(begin)
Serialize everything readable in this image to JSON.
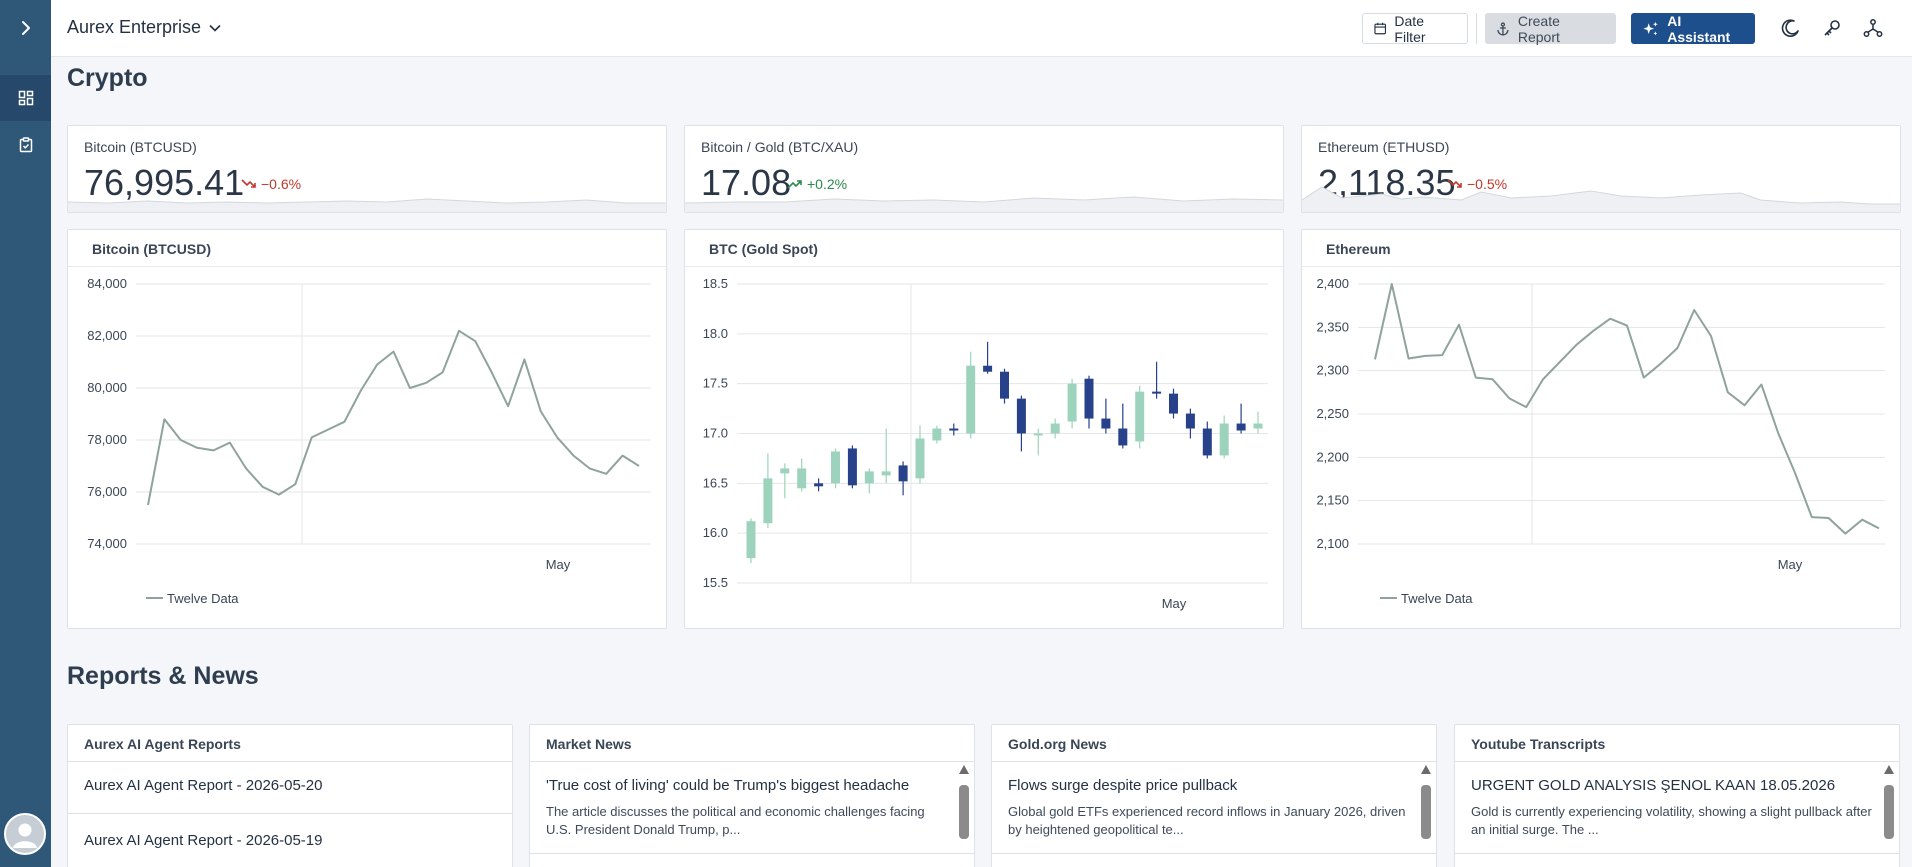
{
  "app": {
    "title": "Aurex Enterprise"
  },
  "sidebar": {
    "toggle_icon": "chevron-right-icon",
    "items": [
      {
        "name": "dashboard",
        "icon": "grid-icon",
        "active": true
      },
      {
        "name": "reports",
        "icon": "clipboard-icon",
        "active": false
      }
    ],
    "avatar_icon": "user-icon"
  },
  "toolbar": {
    "date_filter": "Date Filter",
    "create_report": "Create Report",
    "ai_assistant": "AI Assistant",
    "icons": [
      "moon-icon",
      "key-icon",
      "network-icon"
    ]
  },
  "sections": {
    "crypto": "Crypto",
    "news": "Reports & News"
  },
  "tickers": [
    {
      "label": "Bitcoin (BTCUSD)",
      "value": "76,995.41",
      "change": "−0.6%",
      "direction": "down"
    },
    {
      "label": "Bitcoin / Gold (BTC/XAU)",
      "value": "17.08",
      "change": "+0.2%",
      "direction": "up"
    },
    {
      "label": "Ethereum (ETHUSD)",
      "value": "2,118.35",
      "change": "−0.5%",
      "direction": "down"
    }
  ],
  "charts": [
    {
      "title": "Bitcoin (BTCUSD)",
      "chart_data": {
        "type": "line",
        "y_ticks": [
          "84,000",
          "82,000",
          "80,000",
          "78,000",
          "76,000",
          "74,000"
        ],
        "ylim": [
          74000,
          84000
        ],
        "x_label": "May",
        "legend": "Twelve Data",
        "values": [
          75500,
          78800,
          78000,
          77700,
          77600,
          77900,
          76900,
          76200,
          75900,
          76300,
          78100,
          78400,
          78700,
          79900,
          80900,
          81400,
          80000,
          80200,
          80600,
          82200,
          81800,
          80600,
          79300,
          81100,
          79100,
          78100,
          77400,
          76900,
          76700,
          77400,
          77000
        ]
      }
    },
    {
      "title": "BTC (Gold Spot)",
      "chart_data": {
        "type": "candlestick",
        "y_ticks": [
          "18.5",
          "18.0",
          "17.5",
          "17.0",
          "16.5",
          "16.0",
          "15.5"
        ],
        "ylim": [
          15.5,
          18.5
        ],
        "x_label": "May",
        "candles": [
          {
            "o": 15.75,
            "h": 16.15,
            "l": 15.7,
            "c": 16.12
          },
          {
            "o": 16.1,
            "h": 16.8,
            "l": 16.05,
            "c": 16.55
          },
          {
            "o": 16.6,
            "h": 16.7,
            "l": 16.35,
            "c": 16.65
          },
          {
            "o": 16.45,
            "h": 16.75,
            "l": 16.42,
            "c": 16.65
          },
          {
            "o": 16.5,
            "h": 16.55,
            "l": 16.42,
            "c": 16.47
          },
          {
            "o": 16.5,
            "h": 16.85,
            "l": 16.45,
            "c": 16.82
          },
          {
            "o": 16.85,
            "h": 16.88,
            "l": 16.45,
            "c": 16.48
          },
          {
            "o": 16.5,
            "h": 16.65,
            "l": 16.4,
            "c": 16.62
          },
          {
            "o": 16.58,
            "h": 17.05,
            "l": 16.5,
            "c": 16.62
          },
          {
            "o": 16.68,
            "h": 16.72,
            "l": 16.38,
            "c": 16.52
          },
          {
            "o": 16.55,
            "h": 17.08,
            "l": 16.5,
            "c": 16.95
          },
          {
            "o": 16.93,
            "h": 17.08,
            "l": 16.9,
            "c": 17.05
          },
          {
            "o": 17.05,
            "h": 17.1,
            "l": 16.98,
            "c": 17.03
          },
          {
            "o": 17.0,
            "h": 17.82,
            "l": 16.95,
            "c": 17.68
          },
          {
            "o": 17.68,
            "h": 17.92,
            "l": 17.6,
            "c": 17.62
          },
          {
            "o": 17.62,
            "h": 17.65,
            "l": 17.3,
            "c": 17.35
          },
          {
            "o": 17.35,
            "h": 17.38,
            "l": 16.82,
            "c": 17.0
          },
          {
            "o": 17.0,
            "h": 17.05,
            "l": 16.78,
            "c": 17.0
          },
          {
            "o": 17.0,
            "h": 17.15,
            "l": 16.95,
            "c": 17.1
          },
          {
            "o": 17.12,
            "h": 17.55,
            "l": 17.05,
            "c": 17.5
          },
          {
            "o": 17.55,
            "h": 17.58,
            "l": 17.05,
            "c": 17.15
          },
          {
            "o": 17.15,
            "h": 17.35,
            "l": 17.0,
            "c": 17.05
          },
          {
            "o": 17.05,
            "h": 17.3,
            "l": 16.85,
            "c": 16.88
          },
          {
            "o": 16.92,
            "h": 17.48,
            "l": 16.85,
            "c": 17.42
          },
          {
            "o": 17.42,
            "h": 17.72,
            "l": 17.35,
            "c": 17.4
          },
          {
            "o": 17.4,
            "h": 17.45,
            "l": 17.15,
            "c": 17.2
          },
          {
            "o": 17.2,
            "h": 17.25,
            "l": 16.95,
            "c": 17.05
          },
          {
            "o": 17.05,
            "h": 17.12,
            "l": 16.75,
            "c": 16.78
          },
          {
            "o": 16.78,
            "h": 17.18,
            "l": 16.75,
            "c": 17.1
          },
          {
            "o": 17.1,
            "h": 17.3,
            "l": 17.0,
            "c": 17.03
          },
          {
            "o": 17.05,
            "h": 17.22,
            "l": 17.0,
            "c": 17.1
          }
        ]
      }
    },
    {
      "title": "Ethereum",
      "chart_data": {
        "type": "line",
        "y_ticks": [
          "2,400",
          "2,350",
          "2,300",
          "2,250",
          "2,200",
          "2,150",
          "2,100"
        ],
        "ylim": [
          2100,
          2400
        ],
        "x_label": "May",
        "legend": "Twelve Data",
        "values": [
          2313,
          2400,
          2314,
          2317,
          2318,
          2353,
          2292,
          2290,
          2268,
          2258,
          2290,
          2310,
          2330,
          2346,
          2360,
          2352,
          2292,
          2308,
          2326,
          2370,
          2340,
          2275,
          2260,
          2284,
          2228,
          2182,
          2131,
          2130,
          2112,
          2128,
          2118
        ]
      }
    }
  ],
  "news": {
    "reports": {
      "title": "Aurex AI Agent Reports",
      "items": [
        "Aurex AI Agent Report - 2026-05-20",
        "Aurex AI Agent Report - 2026-05-19"
      ]
    },
    "market": {
      "title": "Market News",
      "headline": "'True cost of living' could be Trump's biggest headache",
      "summary": "The article discusses the political and economic challenges facing U.S. President Donald Trump, p..."
    },
    "gold": {
      "title": "Gold.org News",
      "headline": "Flows surge despite price pullback",
      "summary": "Global gold ETFs experienced record inflows in January 2026, driven by heightened geopolitical te..."
    },
    "youtube": {
      "title": "Youtube Transcripts",
      "headline": "URGENT GOLD ANALYSIS ŞENOL KAAN 18.05.2026",
      "summary": "Gold is currently experiencing volatility, showing a slight pullback after an initial surge. The ..."
    }
  },
  "colors": {
    "sidebar": "#2f5778",
    "accent": "#1d4f8c",
    "line": "#8fa39c",
    "candle_down": "#27418a",
    "candle_up": "#9dd3bd",
    "negative": "#c0392b",
    "positive": "#2a8a49"
  }
}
(end)
Look through the entries above and report each line where the string "BTCUSD" occurs.

OUTPUT
      "label": "Bitcoin (BTCUSD)",
      "title": "Bitcoin (BTCUSD)",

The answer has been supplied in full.